**WHAT YOU WILL DO:** Without the pictures, set down the records below word for word.

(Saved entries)
>> BEGIN

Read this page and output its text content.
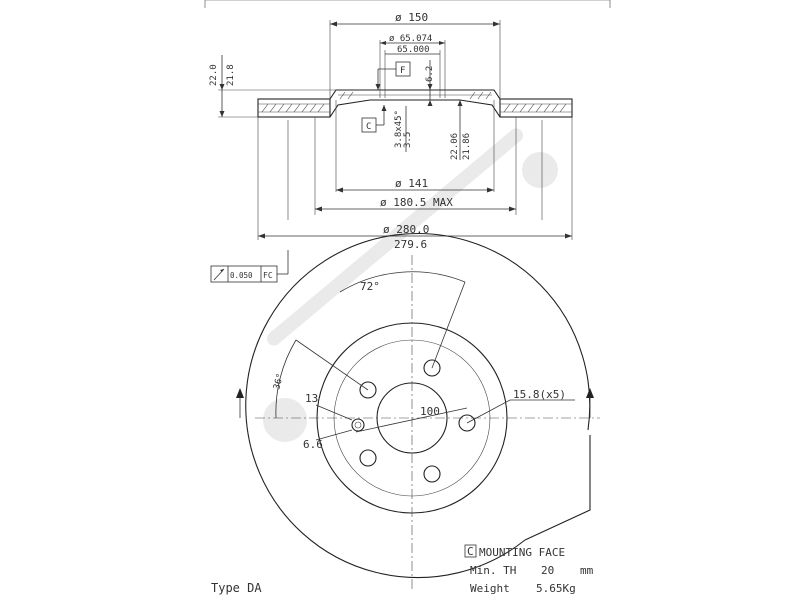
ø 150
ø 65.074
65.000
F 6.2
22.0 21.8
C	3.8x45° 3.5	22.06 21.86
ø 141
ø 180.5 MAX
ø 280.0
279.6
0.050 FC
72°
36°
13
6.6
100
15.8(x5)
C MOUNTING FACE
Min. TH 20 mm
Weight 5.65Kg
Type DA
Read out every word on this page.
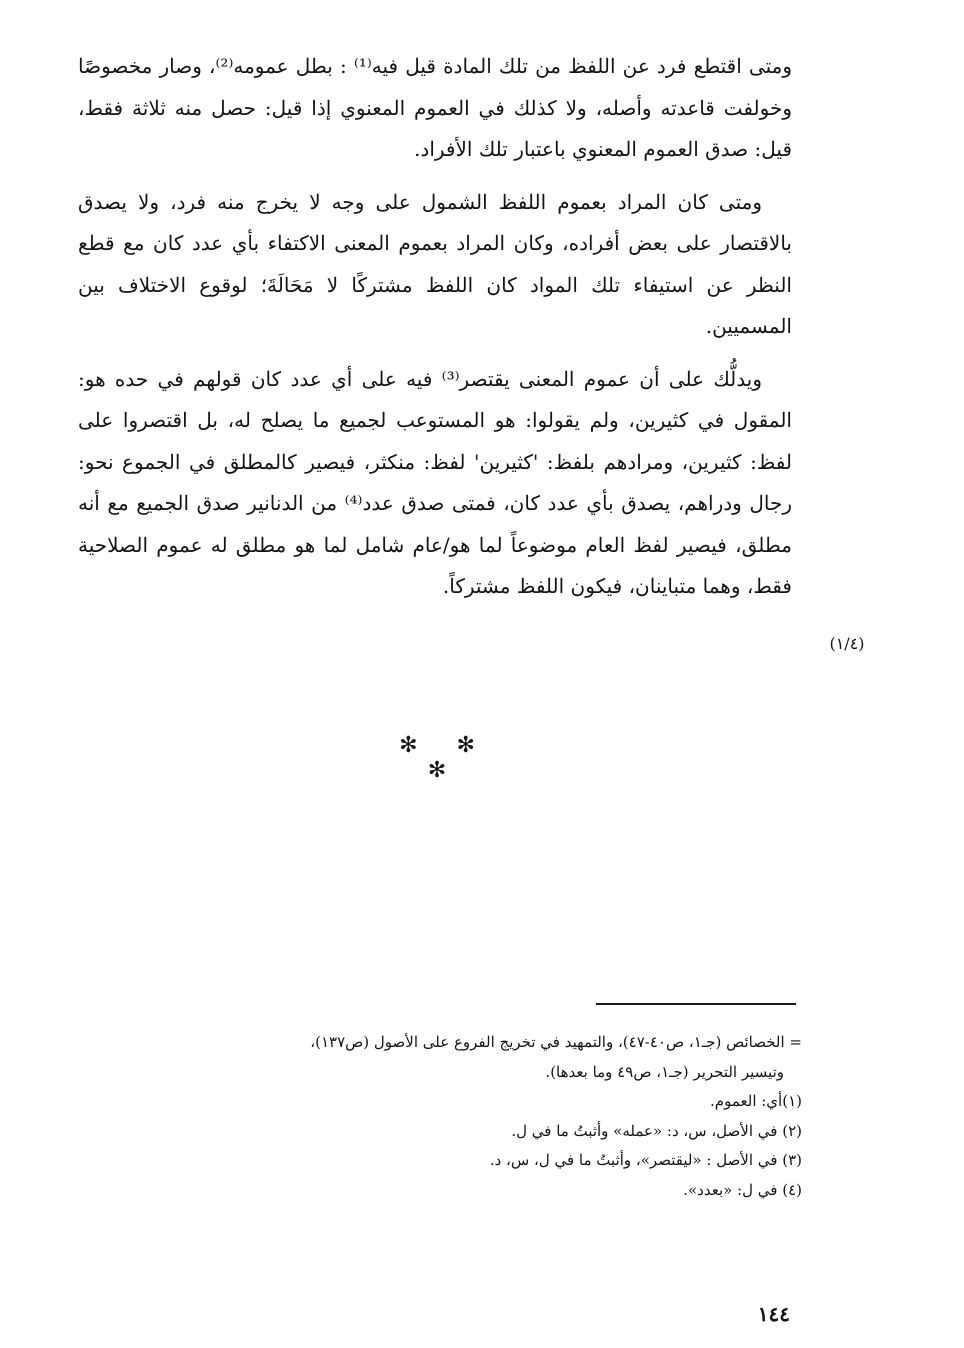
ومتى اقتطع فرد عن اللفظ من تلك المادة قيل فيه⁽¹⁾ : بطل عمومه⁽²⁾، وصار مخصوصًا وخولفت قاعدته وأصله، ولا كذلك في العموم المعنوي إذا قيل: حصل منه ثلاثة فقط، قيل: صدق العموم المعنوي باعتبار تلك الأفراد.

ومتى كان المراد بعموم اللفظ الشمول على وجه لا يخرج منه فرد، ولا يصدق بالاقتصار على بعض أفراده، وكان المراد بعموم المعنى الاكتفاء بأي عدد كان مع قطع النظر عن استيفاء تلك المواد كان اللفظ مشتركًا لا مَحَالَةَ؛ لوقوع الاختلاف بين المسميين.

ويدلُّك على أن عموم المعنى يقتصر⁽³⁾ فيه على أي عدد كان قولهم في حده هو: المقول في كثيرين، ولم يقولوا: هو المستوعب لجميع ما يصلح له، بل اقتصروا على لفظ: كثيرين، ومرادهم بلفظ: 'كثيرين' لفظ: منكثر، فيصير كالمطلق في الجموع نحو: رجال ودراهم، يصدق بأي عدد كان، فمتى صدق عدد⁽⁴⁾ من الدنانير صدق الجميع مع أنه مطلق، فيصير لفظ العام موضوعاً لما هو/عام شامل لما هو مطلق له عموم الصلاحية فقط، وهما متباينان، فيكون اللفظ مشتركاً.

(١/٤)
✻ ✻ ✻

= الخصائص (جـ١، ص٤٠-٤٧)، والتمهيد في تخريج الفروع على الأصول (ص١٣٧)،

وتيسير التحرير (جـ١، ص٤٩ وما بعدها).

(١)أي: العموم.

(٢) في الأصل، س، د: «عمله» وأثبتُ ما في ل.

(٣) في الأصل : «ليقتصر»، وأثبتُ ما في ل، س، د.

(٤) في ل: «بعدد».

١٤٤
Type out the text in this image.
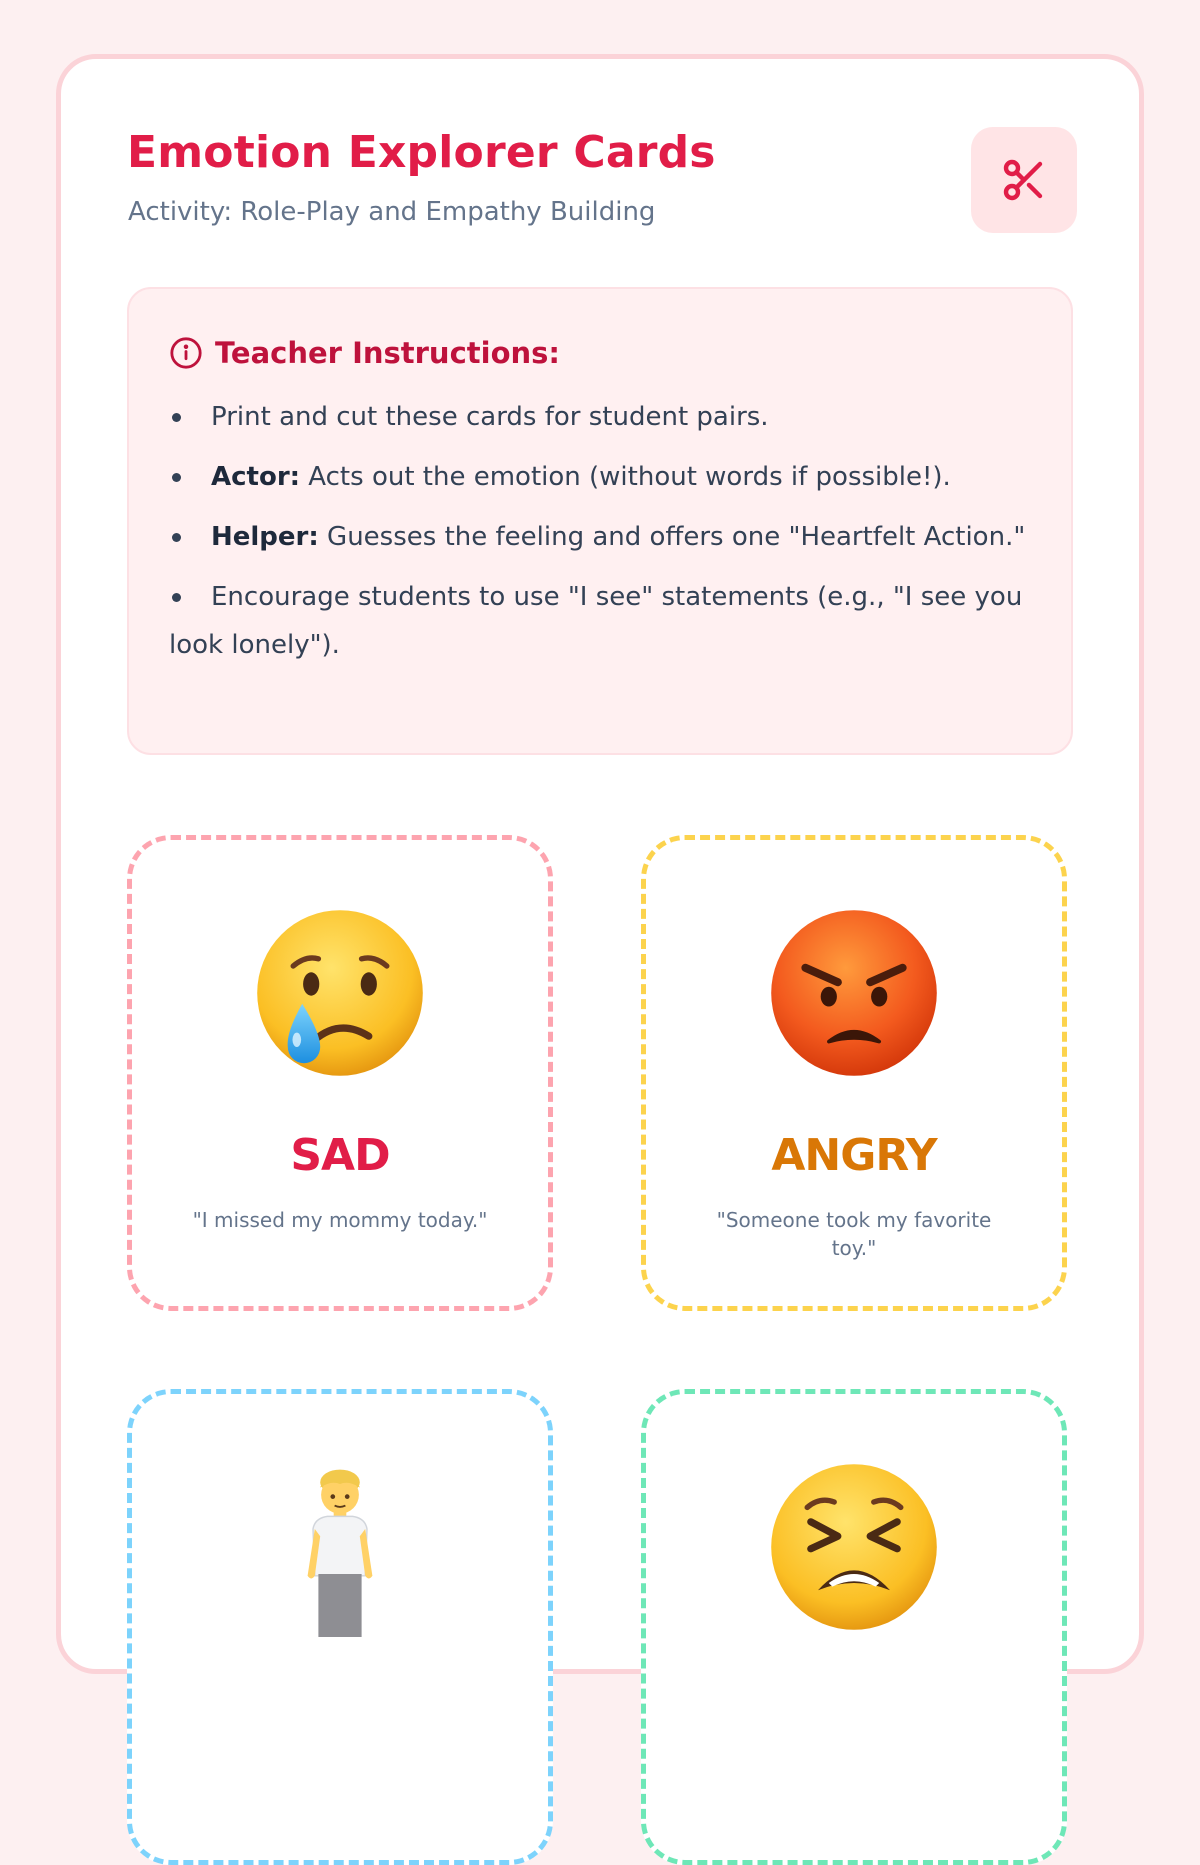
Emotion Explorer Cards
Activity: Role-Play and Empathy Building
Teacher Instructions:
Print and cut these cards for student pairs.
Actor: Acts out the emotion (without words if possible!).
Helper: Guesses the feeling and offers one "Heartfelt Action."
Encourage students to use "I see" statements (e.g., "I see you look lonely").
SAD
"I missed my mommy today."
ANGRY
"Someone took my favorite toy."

>> END

**FINISHED ANSWER:**
Read this page and output its text content.
ø 150
ø 65.074
65.000
F 6.2
22.0 21.8
C	3.8x45° 3.5	22.06 21.86
ø 141
ø 180.5 MAX
ø 280.0
279.6
0.050 FC
72°
36°
13
6.6
100
15.8(x5)
C MOUNTING FACE
Min. TH 20 mm
Weight 5.65Kg
Type DA
Read out every word on this page.
ومتى اقتطع فرد عن اللفظ من تلك المادة قيل فيه⁽¹⁾ : بطل عمومه⁽²⁾، وصار مخصوصًا وخولفت قاعدته وأصله، ولا كذلك في العموم المعنوي إذا قيل: حصل منه ثلاثة فقط، قيل: صدق العموم المعنوي باعتبار تلك الأفراد.

ومتى كان المراد بعموم اللفظ الشمول على وجه لا يخرج منه فرد، ولا يصدق بالاقتصار على بعض أفراده، وكان المراد بعموم المعنى الاكتفاء بأي عدد كان مع قطع النظر عن استيفاء تلك المواد كان اللفظ مشتركًا لا مَحَالَةَ؛ لوقوع الاختلاف بين المسميين.

ويدلُّك على أن عموم المعنى يقتصر⁽³⁾ فيه على أي عدد كان قولهم في حده هو: المقول في كثيرين، ولم يقولوا: هو المستوعب لجميع ما يصلح له، بل اقتصروا على لفظ: كثيرين، ومرادهم بلفظ: 'كثيرين' لفظ: منكثر، فيصير كالمطلق في الجموع نحو: رجال ودراهم، يصدق بأي عدد كان، فمتى صدق عدد⁽⁴⁾ من الدنانير صدق الجميع مع أنه مطلق، فيصير لفظ العام موضوعاً لما هو/عام شامل لما هو مطلق له عموم الصلاحية فقط، وهما متباينان، فيكون اللفظ مشتركاً.

(١/٤)
✻ ✻ ✻

= الخصائص (جـ١، ص٤٠-٤٧)، والتمهيد في تخريج الفروع على الأصول (ص١٣٧)،

وتيسير التحرير (جـ١، ص٤٩ وما بعدها).

(١)أي: العموم.

(٢) في الأصل، س، د: «عمله» وأثبتُ ما في ل.

(٣) في الأصل : «ليقتصر»، وأثبتُ ما في ل، س، د.

(٤) في ل: «بعدد».

١٤٤
Type out the text in this image.
Emotion Explorer Cards
Activity: Role-Play and Empathy Building
Teacher Instructions:
Print and cut these cards for student pairs.
Actor: Acts out the emotion (without words if possible!).
Helper: Guesses the feeling and offers one "Heartfelt Action."
Encourage students to use "I see" statements (e.g., "I see you look lonely").
SAD
"I missed my mommy today."
ANGRY
"Someone took my favorite toy."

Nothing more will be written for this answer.